### Task to carry out
Every line of the records must be repeated exactly; pictures stay out.

[Dataset records]
==========
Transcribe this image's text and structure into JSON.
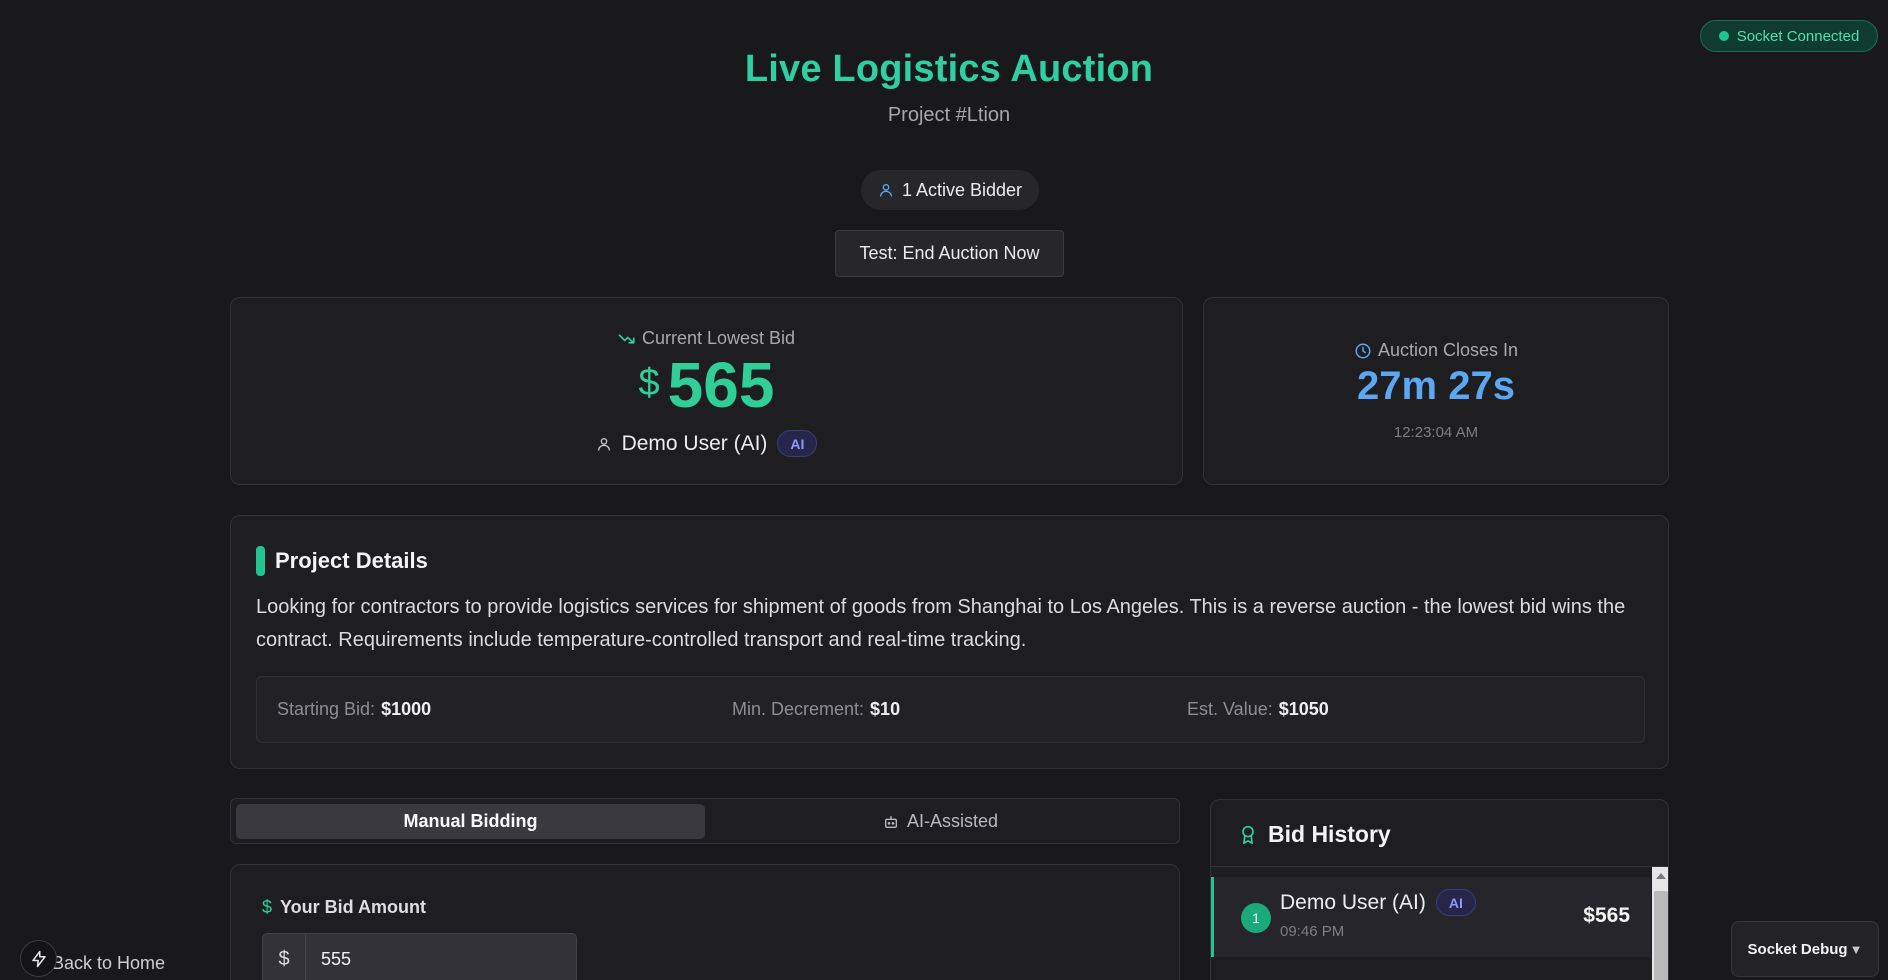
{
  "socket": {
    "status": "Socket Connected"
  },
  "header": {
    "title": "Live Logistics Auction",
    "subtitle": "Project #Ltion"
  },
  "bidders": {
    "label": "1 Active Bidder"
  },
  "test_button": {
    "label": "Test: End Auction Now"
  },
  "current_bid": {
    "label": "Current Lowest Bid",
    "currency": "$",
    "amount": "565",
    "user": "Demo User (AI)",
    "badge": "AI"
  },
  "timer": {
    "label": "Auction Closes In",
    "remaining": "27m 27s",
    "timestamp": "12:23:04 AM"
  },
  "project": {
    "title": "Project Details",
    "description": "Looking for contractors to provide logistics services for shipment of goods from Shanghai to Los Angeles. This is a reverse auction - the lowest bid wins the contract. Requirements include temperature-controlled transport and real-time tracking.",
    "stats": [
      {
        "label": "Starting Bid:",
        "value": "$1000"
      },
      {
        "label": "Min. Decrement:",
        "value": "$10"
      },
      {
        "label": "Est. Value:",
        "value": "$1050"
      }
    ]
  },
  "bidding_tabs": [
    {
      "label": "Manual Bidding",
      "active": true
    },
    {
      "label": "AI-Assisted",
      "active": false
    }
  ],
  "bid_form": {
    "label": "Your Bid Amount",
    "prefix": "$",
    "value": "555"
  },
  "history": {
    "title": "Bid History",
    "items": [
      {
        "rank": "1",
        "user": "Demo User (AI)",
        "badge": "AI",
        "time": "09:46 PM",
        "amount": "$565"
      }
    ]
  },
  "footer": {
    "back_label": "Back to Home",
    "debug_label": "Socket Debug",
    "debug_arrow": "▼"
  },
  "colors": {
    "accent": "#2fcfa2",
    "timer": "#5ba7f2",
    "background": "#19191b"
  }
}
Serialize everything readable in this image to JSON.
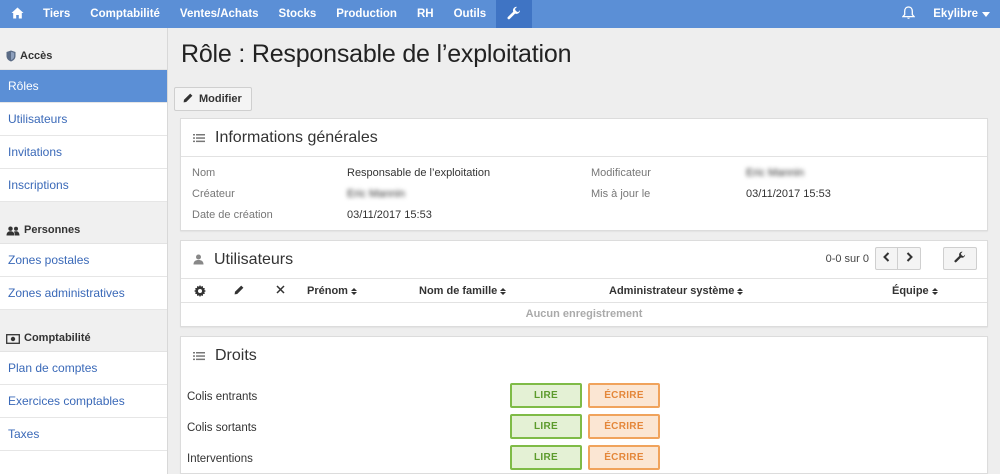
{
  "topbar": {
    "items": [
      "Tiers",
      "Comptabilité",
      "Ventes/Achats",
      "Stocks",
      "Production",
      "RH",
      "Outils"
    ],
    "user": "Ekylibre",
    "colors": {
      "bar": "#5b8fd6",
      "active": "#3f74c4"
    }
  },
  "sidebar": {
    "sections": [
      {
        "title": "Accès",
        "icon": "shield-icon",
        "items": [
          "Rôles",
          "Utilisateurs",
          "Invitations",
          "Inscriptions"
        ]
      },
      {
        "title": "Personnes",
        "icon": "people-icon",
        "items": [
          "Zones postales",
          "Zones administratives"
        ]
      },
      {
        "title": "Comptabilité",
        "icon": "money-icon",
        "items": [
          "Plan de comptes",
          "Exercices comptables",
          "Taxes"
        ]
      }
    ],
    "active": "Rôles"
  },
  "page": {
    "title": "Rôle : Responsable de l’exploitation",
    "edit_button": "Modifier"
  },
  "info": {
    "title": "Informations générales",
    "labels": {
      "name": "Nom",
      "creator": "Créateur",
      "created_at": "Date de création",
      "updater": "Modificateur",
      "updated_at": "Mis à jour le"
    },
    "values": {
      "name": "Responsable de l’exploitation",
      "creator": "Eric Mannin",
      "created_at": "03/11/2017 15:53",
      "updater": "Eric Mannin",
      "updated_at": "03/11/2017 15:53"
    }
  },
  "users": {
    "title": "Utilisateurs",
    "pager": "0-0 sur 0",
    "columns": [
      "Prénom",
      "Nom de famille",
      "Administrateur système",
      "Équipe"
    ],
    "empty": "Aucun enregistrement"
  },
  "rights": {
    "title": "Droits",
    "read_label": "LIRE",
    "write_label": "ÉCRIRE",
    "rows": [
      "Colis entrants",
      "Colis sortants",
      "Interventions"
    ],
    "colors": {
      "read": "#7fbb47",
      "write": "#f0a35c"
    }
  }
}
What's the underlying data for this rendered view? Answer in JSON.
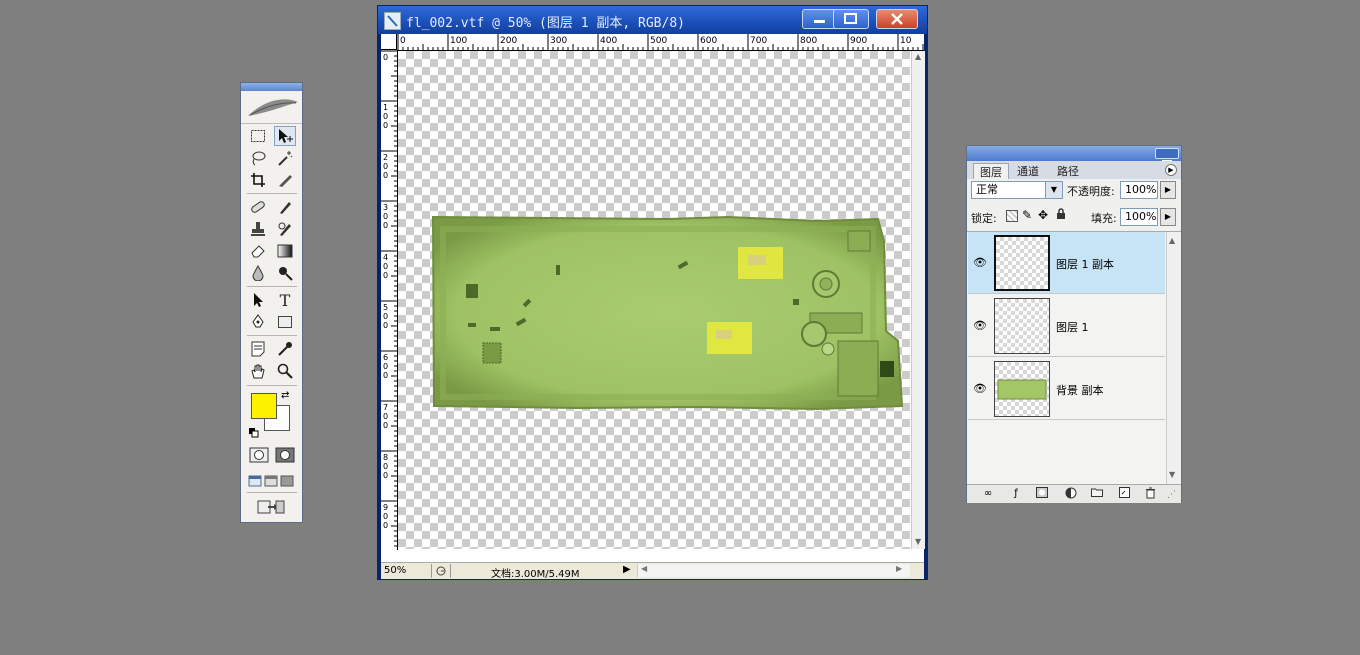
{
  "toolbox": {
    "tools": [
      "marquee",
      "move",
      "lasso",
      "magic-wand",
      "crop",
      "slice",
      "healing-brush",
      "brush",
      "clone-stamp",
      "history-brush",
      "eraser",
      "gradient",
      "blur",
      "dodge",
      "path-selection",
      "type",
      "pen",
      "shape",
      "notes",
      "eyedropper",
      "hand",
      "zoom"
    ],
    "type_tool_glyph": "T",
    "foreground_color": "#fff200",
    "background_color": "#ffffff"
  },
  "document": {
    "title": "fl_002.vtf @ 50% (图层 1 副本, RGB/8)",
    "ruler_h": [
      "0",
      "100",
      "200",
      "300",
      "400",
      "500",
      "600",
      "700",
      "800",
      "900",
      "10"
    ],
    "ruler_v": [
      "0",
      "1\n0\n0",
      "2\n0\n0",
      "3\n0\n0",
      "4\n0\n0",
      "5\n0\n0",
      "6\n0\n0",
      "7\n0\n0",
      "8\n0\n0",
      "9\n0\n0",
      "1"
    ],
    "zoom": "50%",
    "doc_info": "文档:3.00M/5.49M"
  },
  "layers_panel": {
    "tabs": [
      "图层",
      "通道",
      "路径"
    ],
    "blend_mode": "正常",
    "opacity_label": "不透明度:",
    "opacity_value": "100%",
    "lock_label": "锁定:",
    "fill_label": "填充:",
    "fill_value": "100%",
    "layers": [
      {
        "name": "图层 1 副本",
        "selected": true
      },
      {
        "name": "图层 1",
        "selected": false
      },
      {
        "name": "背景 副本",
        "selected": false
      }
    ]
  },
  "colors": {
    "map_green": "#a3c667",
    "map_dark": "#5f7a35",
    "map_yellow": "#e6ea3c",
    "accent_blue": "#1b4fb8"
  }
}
==========
### The response
Transcribe this image's text and structure into JSON.
{
  "socket": {
    "status": "Socket Connected"
  },
  "header": {
    "title": "Live Logistics Auction",
    "subtitle": "Project #Ltion"
  },
  "bidders": {
    "label": "1 Active Bidder"
  },
  "test_button": {
    "label": "Test: End Auction Now"
  },
  "current_bid": {
    "label": "Current Lowest Bid",
    "currency": "$",
    "amount": "565",
    "user": "Demo User (AI)",
    "badge": "AI"
  },
  "timer": {
    "label": "Auction Closes In",
    "remaining": "27m 27s",
    "timestamp": "12:23:04 AM"
  },
  "project": {
    "title": "Project Details",
    "description": "Looking for contractors to provide logistics services for shipment of goods from Shanghai to Los Angeles. This is a reverse auction - the lowest bid wins the contract. Requirements include temperature-controlled transport and real-time tracking.",
    "stats": [
      {
        "label": "Starting Bid:",
        "value": "$1000"
      },
      {
        "label": "Min. Decrement:",
        "value": "$10"
      },
      {
        "label": "Est. Value:",
        "value": "$1050"
      }
    ]
  },
  "bidding_tabs": [
    {
      "label": "Manual Bidding",
      "active": true
    },
    {
      "label": "AI-Assisted",
      "active": false
    }
  ],
  "bid_form": {
    "label": "Your Bid Amount",
    "prefix": "$",
    "value": "555"
  },
  "history": {
    "title": "Bid History",
    "items": [
      {
        "rank": "1",
        "user": "Demo User (AI)",
        "badge": "AI",
        "time": "09:46 PM",
        "amount": "$565"
      }
    ]
  },
  "footer": {
    "back_label": "Back to Home",
    "debug_label": "Socket Debug",
    "debug_arrow": "▼"
  },
  "colors": {
    "accent": "#2fcfa2",
    "timer": "#5ba7f2",
    "background": "#19191b"
  }
}
Serialize everything readable in this image to JSON.
{
  "topbar": {
    "items": [
      "Tiers",
      "Comptabilité",
      "Ventes/Achats",
      "Stocks",
      "Production",
      "RH",
      "Outils"
    ],
    "user": "Ekylibre",
    "colors": {
      "bar": "#5b8fd6",
      "active": "#3f74c4"
    }
  },
  "sidebar": {
    "sections": [
      {
        "title": "Accès",
        "icon": "shield-icon",
        "items": [
          "Rôles",
          "Utilisateurs",
          "Invitations",
          "Inscriptions"
        ]
      },
      {
        "title": "Personnes",
        "icon": "people-icon",
        "items": [
          "Zones postales",
          "Zones administratives"
        ]
      },
      {
        "title": "Comptabilité",
        "icon": "money-icon",
        "items": [
          "Plan de comptes",
          "Exercices comptables",
          "Taxes"
        ]
      }
    ],
    "active": "Rôles"
  },
  "page": {
    "title": "Rôle : Responsable de l’exploitation",
    "edit_button": "Modifier"
  },
  "info": {
    "title": "Informations générales",
    "labels": {
      "name": "Nom",
      "creator": "Créateur",
      "created_at": "Date de création",
      "updater": "Modificateur",
      "updated_at": "Mis à jour le"
    },
    "values": {
      "name": "Responsable de l’exploitation",
      "creator": "Eric Mannin",
      "created_at": "03/11/2017 15:53",
      "updater": "Eric Mannin",
      "updated_at": "03/11/2017 15:53"
    }
  },
  "users": {
    "title": "Utilisateurs",
    "pager": "0-0 sur 0",
    "columns": [
      "Prénom",
      "Nom de famille",
      "Administrateur système",
      "Équipe"
    ],
    "empty": "Aucun enregistrement"
  },
  "rights": {
    "title": "Droits",
    "read_label": "LIRE",
    "write_label": "ÉCRIRE",
    "rows": [
      "Colis entrants",
      "Colis sortants",
      "Interventions"
    ],
    "colors": {
      "read": "#7fbb47",
      "write": "#f0a35c"
    }
  }
}
What's the underlying data for this rendered view? Answer in JSON.
{
  "toolbox": {
    "tools": [
      "marquee",
      "move",
      "lasso",
      "magic-wand",
      "crop",
      "slice",
      "healing-brush",
      "brush",
      "clone-stamp",
      "history-brush",
      "eraser",
      "gradient",
      "blur",
      "dodge",
      "path-selection",
      "type",
      "pen",
      "shape",
      "notes",
      "eyedropper",
      "hand",
      "zoom"
    ],
    "type_tool_glyph": "T",
    "foreground_color": "#fff200",
    "background_color": "#ffffff"
  },
  "document": {
    "title": "fl_002.vtf @ 50% (图层 1 副本, RGB/8)",
    "ruler_h": [
      "0",
      "100",
      "200",
      "300",
      "400",
      "500",
      "600",
      "700",
      "800",
      "900",
      "10"
    ],
    "ruler_v": [
      "0",
      "1\n0\n0",
      "2\n0\n0",
      "3\n0\n0",
      "4\n0\n0",
      "5\n0\n0",
      "6\n0\n0",
      "7\n0\n0",
      "8\n0\n0",
      "9\n0\n0",
      "1"
    ],
    "zoom": "50%",
    "doc_info": "文档:3.00M/5.49M"
  },
  "layers_panel": {
    "tabs": [
      "图层",
      "通道",
      "路径"
    ],
    "blend_mode": "正常",
    "opacity_label": "不透明度:",
    "opacity_value": "100%",
    "lock_label": "锁定:",
    "fill_label": "填充:",
    "fill_value": "100%",
    "layers": [
      {
        "name": "图层 1 副本",
        "selected": true
      },
      {
        "name": "图层 1",
        "selected": false
      },
      {
        "name": "背景 副本",
        "selected": false
      }
    ]
  },
  "colors": {
    "map_green": "#a3c667",
    "map_dark": "#5f7a35",
    "map_yellow": "#e6ea3c",
    "accent_blue": "#1b4fb8"
  }
}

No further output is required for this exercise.